## Input

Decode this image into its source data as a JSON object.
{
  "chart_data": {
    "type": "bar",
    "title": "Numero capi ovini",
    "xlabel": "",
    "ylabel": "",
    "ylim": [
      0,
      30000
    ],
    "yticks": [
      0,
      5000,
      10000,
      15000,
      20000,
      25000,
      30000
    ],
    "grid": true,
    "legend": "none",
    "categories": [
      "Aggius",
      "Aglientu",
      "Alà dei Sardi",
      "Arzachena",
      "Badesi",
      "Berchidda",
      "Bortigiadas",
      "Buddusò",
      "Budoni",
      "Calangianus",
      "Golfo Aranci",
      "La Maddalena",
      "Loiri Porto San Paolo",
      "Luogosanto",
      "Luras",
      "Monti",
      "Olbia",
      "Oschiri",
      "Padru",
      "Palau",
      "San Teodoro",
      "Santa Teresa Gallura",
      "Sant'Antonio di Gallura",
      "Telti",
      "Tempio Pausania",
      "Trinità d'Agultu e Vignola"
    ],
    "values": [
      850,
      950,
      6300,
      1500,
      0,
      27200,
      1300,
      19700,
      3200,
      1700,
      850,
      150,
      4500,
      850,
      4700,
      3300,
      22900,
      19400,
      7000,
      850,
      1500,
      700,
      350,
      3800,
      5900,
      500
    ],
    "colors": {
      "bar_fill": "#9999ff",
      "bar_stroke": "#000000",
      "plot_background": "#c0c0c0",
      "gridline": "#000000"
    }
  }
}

## What is asked
Find the word "Gallura" and list each line it appears in.

## Written answer
      "Santa Teresa Gallura",
      "Sant'Antonio di Gallura",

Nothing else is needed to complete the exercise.